Read through the records below and copy each line that uses the word "screenshot".

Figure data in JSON
● ● ● ●
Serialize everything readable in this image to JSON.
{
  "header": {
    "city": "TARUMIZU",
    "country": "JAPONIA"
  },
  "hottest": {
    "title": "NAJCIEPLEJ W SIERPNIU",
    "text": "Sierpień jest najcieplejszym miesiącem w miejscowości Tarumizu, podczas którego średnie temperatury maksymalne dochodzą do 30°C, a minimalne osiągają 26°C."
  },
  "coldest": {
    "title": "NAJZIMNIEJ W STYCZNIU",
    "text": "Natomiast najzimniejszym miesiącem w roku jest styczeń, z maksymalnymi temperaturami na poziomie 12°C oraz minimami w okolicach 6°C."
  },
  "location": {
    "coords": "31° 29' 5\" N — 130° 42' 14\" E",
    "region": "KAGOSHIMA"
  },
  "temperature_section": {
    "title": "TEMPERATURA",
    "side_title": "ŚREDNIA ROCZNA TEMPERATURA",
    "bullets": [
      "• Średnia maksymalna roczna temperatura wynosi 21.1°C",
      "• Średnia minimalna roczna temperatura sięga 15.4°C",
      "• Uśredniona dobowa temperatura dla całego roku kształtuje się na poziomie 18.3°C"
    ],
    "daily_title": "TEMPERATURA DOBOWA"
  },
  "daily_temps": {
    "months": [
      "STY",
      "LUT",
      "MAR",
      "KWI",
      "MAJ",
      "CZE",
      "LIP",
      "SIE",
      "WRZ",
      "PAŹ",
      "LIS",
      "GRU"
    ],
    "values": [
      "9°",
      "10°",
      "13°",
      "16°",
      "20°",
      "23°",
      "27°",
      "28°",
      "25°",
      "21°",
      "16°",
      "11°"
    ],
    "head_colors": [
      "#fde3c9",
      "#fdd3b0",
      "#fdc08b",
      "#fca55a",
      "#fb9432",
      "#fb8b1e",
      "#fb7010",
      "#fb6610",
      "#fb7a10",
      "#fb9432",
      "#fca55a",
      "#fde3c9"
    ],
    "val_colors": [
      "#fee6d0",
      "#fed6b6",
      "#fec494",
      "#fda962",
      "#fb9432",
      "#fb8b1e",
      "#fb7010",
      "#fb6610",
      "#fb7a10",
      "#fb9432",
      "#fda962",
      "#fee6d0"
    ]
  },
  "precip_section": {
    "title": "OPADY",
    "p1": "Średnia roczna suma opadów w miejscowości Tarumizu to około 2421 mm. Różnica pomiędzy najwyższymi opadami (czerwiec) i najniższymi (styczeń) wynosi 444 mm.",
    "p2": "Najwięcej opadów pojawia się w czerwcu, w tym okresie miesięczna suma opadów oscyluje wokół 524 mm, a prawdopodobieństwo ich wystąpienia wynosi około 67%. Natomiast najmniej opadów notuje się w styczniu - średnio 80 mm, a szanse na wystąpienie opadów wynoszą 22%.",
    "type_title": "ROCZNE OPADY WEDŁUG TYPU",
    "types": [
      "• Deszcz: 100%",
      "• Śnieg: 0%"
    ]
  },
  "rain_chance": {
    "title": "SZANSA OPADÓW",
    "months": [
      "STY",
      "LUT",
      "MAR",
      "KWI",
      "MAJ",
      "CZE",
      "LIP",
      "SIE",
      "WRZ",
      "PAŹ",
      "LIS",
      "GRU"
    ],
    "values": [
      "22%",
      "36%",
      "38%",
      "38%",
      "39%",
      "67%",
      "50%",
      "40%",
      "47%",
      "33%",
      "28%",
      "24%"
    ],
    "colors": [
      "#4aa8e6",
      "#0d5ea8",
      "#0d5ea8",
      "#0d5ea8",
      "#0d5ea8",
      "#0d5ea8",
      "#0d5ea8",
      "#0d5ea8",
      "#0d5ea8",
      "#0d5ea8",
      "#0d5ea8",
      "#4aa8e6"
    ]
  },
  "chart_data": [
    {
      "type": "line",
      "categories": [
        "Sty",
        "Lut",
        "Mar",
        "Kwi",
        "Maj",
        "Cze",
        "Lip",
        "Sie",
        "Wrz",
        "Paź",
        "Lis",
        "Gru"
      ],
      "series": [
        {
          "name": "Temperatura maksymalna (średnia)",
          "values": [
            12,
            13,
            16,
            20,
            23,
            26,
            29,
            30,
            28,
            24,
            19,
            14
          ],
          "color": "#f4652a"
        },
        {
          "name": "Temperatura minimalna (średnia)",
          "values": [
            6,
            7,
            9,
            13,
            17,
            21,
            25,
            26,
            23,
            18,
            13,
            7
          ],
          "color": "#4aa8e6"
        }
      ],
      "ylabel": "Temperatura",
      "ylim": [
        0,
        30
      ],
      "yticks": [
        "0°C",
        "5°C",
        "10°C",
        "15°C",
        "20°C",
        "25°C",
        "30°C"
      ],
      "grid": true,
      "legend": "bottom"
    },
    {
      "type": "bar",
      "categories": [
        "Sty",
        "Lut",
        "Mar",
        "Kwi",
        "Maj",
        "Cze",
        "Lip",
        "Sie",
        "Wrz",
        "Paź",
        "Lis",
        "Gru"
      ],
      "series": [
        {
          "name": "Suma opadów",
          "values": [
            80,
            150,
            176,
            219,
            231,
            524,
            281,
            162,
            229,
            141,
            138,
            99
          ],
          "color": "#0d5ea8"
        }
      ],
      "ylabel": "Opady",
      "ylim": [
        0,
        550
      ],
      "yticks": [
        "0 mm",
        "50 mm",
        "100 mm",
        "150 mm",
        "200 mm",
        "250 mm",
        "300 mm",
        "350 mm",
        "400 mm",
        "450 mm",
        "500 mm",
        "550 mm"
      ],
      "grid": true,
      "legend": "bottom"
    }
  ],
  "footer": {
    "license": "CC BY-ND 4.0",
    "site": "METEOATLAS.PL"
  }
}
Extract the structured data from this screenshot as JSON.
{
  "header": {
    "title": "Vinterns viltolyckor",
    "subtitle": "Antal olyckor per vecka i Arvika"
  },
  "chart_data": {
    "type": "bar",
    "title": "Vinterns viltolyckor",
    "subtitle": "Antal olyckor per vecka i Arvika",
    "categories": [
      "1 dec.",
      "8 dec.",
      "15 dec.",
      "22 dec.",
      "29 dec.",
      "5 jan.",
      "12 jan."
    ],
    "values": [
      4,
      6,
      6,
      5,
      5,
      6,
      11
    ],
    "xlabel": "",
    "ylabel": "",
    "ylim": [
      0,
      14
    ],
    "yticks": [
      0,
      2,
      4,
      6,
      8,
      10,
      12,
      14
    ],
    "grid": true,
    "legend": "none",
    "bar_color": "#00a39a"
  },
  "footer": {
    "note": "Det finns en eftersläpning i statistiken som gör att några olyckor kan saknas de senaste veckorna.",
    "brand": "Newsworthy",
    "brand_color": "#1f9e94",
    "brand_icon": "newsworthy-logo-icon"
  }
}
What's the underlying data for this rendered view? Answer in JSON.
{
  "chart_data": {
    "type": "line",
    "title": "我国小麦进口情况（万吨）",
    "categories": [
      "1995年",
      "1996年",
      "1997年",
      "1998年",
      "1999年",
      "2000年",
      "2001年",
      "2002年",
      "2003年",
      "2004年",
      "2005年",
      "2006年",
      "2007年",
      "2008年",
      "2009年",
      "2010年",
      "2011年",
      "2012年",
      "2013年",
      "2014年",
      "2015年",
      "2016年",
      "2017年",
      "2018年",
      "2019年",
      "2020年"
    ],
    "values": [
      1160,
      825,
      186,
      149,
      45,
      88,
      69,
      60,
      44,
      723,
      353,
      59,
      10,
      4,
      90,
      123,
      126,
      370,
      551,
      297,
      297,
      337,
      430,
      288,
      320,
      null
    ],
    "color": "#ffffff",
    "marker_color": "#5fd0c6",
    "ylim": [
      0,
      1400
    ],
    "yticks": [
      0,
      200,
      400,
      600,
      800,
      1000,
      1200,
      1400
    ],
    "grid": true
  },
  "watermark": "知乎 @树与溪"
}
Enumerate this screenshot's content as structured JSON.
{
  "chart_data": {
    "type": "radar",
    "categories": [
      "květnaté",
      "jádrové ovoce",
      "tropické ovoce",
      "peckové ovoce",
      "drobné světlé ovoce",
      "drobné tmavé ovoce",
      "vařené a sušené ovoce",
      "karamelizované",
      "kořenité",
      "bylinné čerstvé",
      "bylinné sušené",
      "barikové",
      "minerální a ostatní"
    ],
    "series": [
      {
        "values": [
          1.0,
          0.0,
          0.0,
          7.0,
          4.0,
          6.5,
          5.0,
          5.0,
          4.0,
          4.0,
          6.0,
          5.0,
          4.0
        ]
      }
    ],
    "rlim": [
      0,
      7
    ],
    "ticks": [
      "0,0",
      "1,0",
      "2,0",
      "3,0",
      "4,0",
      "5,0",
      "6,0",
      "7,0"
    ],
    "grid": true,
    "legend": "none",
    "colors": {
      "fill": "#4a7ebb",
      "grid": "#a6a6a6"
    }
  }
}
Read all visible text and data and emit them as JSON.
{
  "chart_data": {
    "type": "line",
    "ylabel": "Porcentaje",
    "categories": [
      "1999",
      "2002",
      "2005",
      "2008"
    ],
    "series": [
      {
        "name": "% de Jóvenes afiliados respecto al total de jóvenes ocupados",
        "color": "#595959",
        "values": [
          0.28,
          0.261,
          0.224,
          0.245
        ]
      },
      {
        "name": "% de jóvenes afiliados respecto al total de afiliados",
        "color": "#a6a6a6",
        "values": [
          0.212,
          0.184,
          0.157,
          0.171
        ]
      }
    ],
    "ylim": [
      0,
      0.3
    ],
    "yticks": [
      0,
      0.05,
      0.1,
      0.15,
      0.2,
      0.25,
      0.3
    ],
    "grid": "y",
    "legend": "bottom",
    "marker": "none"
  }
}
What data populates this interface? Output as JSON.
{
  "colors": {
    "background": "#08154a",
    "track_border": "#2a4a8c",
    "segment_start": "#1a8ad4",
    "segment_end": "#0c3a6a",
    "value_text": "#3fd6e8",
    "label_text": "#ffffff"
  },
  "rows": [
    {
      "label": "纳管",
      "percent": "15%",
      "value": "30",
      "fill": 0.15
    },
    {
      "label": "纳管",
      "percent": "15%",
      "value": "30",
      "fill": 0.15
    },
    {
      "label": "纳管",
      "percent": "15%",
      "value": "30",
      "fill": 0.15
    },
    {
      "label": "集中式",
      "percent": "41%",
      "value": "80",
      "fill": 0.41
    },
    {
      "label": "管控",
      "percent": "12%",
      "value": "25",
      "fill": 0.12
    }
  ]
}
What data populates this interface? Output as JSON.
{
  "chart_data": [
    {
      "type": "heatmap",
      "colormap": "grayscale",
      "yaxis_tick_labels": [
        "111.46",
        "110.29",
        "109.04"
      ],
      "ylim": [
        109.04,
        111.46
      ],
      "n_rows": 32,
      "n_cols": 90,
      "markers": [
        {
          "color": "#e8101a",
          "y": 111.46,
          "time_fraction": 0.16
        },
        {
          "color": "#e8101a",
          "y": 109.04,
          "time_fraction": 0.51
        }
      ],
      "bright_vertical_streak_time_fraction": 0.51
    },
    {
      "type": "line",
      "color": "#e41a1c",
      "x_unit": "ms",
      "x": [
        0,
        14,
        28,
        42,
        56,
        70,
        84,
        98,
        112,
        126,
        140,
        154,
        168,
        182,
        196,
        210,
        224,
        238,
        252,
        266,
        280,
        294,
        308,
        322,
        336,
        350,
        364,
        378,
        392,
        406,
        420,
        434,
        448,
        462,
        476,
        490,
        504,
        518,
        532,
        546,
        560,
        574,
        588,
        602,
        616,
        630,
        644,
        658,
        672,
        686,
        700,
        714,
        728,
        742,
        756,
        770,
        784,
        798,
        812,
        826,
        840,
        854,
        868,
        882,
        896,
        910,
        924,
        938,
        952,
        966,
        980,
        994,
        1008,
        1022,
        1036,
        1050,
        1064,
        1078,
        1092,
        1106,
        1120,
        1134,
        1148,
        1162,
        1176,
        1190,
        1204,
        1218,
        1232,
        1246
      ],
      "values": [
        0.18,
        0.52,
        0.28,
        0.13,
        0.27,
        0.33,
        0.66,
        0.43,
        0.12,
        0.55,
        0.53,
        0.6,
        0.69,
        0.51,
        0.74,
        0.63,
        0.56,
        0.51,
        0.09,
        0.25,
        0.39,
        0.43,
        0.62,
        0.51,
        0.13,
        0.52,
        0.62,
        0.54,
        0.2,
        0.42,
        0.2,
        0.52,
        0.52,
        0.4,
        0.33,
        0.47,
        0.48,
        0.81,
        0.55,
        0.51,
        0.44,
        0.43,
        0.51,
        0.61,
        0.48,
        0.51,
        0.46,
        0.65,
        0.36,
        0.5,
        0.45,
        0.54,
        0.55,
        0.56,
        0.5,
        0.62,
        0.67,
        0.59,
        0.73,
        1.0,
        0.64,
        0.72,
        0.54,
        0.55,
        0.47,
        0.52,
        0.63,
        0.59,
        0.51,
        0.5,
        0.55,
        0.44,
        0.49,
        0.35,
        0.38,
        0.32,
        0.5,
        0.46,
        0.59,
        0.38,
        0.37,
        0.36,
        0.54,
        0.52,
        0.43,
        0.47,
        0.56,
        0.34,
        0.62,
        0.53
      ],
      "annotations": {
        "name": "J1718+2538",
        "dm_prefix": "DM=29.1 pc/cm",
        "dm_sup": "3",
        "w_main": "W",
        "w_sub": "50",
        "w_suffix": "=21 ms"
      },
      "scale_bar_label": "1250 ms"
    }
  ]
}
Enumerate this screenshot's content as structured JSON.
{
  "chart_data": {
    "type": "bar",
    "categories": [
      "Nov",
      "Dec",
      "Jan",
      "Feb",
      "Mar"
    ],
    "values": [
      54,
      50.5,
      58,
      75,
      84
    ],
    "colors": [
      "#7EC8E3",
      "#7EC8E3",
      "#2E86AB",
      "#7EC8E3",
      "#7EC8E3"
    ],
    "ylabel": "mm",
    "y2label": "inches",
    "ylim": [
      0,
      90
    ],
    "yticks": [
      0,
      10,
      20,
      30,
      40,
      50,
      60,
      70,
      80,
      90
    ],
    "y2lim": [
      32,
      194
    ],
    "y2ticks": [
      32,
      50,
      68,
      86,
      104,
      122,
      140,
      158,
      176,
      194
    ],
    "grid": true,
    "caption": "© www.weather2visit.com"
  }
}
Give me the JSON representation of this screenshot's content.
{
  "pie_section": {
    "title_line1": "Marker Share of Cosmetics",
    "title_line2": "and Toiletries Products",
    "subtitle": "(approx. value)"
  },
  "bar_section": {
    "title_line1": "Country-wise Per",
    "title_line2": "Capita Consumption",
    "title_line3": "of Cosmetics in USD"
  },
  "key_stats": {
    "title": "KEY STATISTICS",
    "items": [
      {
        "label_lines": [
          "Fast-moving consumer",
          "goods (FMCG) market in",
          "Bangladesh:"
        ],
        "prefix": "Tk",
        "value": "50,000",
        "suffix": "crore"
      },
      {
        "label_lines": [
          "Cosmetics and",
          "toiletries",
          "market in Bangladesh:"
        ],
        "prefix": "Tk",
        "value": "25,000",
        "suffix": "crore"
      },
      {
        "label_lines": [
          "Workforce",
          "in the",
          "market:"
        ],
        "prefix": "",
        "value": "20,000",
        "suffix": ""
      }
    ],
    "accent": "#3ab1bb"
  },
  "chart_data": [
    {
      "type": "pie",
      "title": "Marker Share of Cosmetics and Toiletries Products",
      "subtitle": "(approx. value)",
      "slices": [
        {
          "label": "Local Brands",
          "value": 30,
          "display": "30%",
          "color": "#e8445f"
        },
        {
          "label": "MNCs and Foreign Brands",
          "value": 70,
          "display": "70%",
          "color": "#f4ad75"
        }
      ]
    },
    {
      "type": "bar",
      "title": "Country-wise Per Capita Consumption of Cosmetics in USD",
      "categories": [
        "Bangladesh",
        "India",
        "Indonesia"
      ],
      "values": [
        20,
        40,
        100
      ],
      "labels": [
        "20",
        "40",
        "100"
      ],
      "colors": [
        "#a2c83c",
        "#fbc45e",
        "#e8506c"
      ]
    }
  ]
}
● ● ● ●
--- Finished answer ---
Extract the structured data from this screenshot as JSON.
Enumerate this screenshot's content as structured JSON.
Enumerate this screenshot's content as structured JSON.
Give me the JSON representation of this screenshot's content.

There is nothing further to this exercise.